-------- DATA TO PROCESS

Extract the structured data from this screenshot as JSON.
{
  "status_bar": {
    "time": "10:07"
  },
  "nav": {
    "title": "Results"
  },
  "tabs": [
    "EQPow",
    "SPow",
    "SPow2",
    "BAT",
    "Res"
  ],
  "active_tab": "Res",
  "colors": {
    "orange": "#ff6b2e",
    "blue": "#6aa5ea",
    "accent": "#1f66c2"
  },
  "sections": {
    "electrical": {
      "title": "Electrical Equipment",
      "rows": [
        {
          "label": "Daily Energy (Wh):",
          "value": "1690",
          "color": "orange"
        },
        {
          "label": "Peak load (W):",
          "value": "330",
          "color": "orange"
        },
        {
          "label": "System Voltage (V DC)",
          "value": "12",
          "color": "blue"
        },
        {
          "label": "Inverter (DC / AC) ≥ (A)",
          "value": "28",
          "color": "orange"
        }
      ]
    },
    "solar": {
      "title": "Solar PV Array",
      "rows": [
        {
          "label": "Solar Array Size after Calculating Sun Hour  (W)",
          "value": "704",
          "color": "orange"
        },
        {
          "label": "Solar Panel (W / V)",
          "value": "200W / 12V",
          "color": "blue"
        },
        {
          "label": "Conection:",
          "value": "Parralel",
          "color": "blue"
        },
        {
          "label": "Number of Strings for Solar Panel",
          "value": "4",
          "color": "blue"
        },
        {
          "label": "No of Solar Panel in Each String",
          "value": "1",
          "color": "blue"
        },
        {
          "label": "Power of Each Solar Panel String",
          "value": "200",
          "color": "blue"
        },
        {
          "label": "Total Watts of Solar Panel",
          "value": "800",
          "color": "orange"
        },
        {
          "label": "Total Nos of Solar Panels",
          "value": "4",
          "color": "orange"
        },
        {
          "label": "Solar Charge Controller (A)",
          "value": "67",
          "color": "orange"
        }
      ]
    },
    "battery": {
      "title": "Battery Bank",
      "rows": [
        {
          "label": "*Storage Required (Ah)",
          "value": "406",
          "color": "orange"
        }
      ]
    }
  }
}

----------------

▶ [WHAT THIS TASK INVOLVES]:
Extract every record and return it verbatim.

▶ [ANSWER TO THIS EXERCISE]:
Extract the structured data from this screenshot as JSON.
{
  "status_bar": {
    "time": "10:07"
  },
  "nav": {
    "title": "Results"
  },
  "tabs": [
    "EQPow",
    "SPow",
    "SPow2",
    "BAT",
    "Res"
  ],
  "active_tab": "Res",
  "colors": {
    "orange": "#ff6b2e",
    "blue": "#6aa5ea",
    "accent": "#1f66c2"
  },
  "sections": {
    "electrical": {
      "title": "Electrical Equipment",
      "rows": [
        {
          "label": "Daily Energy (Wh):",
          "value": "1690",
          "color": "orange"
        },
        {
          "label": "Peak load (W):",
          "value": "330",
          "color": "orange"
        },
        {
          "label": "System Voltage (V DC)",
          "value": "12",
          "color": "blue"
        },
        {
          "label": "Inverter (DC / AC) ≥ (A)",
          "value": "28",
          "color": "orange"
        }
      ]
    },
    "solar": {
      "title": "Solar PV Array",
      "rows": [
        {
          "label": "Solar Array Size after Calculating Sun Hour  (W)",
          "value": "704",
          "color": "orange"
        },
        {
          "label": "Solar Panel (W / V)",
          "value": "200W / 12V",
          "color": "blue"
        },
        {
          "label": "Conection:",
          "value": "Parralel",
          "color": "blue"
        },
        {
          "label": "Number of Strings for Solar Panel",
          "value": "4",
          "color": "blue"
        },
        {
          "label": "No of Solar Panel in Each String",
          "value": "1",
          "color": "blue"
        },
        {
          "label": "Power of Each Solar Panel String",
          "value": "200",
          "color": "blue"
        },
        {
          "label": "Total Watts of Solar Panel",
          "value": "800",
          "color": "orange"
        },
        {
          "label": "Total Nos of Solar Panels",
          "value": "4",
          "color": "orange"
        },
        {
          "label": "Solar Charge Controller (A)",
          "value": "67",
          "color": "orange"
        }
      ]
    },
    "battery": {
      "title": "Battery Bank",
      "rows": [
        {
          "label": "*Storage Required (Ah)",
          "value": "406",
          "color": "orange"
        }
      ]
    }
  }
}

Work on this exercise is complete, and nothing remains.